§ Given passage:
★ ★ ★ ★ ★ ★ ★
Beulah International’s $77 million multi-residential Gardenhill project in Doncaster in Melbourne’s east is the first in the metropolitan area to create a dog-friendly development with a private off-leash garden area, according to BI director Adelene Teh.
The pet-friendly element is part of a broader sustainability picture that aims to deliver a long-term residential proposition that is energy-efficient, flexible and offers a lifestyle similar to the suburb’s surrounding low-density housing stock.
“Melbourne’s population is growing at an incredible speed and the amount of people living in apartments is higher than it has ever been before,” said Ms Teh, a co-founder of the company who has master’s degree in architecture from University of Melbourne who says she is following in the footsteps of her father, Datuk Teh Kean Ming, chief executive and managing director of Malaysian developer IJM Corp Bhd.
“Apartment living should never be seen as a compromised lifestyle and we understand that pets are an important part of many individuals’ lives,” she said.
★ ★ ★ ★ ★ ★ ★
§ Given information:
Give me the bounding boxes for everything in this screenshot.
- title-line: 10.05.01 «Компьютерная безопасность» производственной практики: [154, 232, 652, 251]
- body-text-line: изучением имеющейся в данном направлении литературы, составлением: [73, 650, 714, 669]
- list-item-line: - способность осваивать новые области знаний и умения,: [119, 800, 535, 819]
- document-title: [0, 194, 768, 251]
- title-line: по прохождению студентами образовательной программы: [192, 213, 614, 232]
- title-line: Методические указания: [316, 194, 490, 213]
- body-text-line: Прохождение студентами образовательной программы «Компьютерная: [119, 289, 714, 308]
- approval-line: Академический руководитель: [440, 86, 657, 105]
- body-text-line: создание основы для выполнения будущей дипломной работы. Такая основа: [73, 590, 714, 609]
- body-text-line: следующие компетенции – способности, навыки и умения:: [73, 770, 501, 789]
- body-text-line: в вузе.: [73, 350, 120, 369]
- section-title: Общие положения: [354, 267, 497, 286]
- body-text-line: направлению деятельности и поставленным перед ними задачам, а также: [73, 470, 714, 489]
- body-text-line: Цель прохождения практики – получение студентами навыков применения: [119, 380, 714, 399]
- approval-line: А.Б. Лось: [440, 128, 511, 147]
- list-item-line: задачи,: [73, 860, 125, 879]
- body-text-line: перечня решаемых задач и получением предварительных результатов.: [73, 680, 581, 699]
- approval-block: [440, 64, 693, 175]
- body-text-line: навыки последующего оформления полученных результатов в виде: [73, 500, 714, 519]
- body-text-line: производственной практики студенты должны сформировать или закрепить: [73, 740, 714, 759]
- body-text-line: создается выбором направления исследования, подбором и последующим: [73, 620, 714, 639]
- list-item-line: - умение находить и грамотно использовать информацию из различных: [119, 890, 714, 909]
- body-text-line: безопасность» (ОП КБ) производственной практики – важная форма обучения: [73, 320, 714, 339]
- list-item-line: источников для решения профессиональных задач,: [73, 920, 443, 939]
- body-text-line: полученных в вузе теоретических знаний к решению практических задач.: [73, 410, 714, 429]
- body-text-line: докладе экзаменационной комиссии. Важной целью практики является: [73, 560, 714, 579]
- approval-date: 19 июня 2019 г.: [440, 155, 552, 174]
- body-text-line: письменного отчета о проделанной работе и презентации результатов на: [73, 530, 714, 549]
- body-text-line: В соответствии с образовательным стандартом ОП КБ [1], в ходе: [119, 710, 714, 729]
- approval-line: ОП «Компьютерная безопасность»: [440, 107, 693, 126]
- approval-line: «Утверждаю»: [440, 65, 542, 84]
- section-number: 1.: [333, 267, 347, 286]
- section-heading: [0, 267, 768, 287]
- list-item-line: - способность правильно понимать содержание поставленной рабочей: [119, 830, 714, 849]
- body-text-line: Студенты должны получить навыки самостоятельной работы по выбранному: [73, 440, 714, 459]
★ ★ ★ ★ ★ ★ ★
According to the Gardenhill passage, why does the project include a dog-friendly off-leash garden? Answer in one to three sentences.

Adelene Teh says apartment living should never be seen as a compromised lifestyle and that pets are an important part of many people's lives. The pet-friendly feature also belongs to a broader aim of offering a lifestyle similar to that of the suburb's surrounding low-density housing.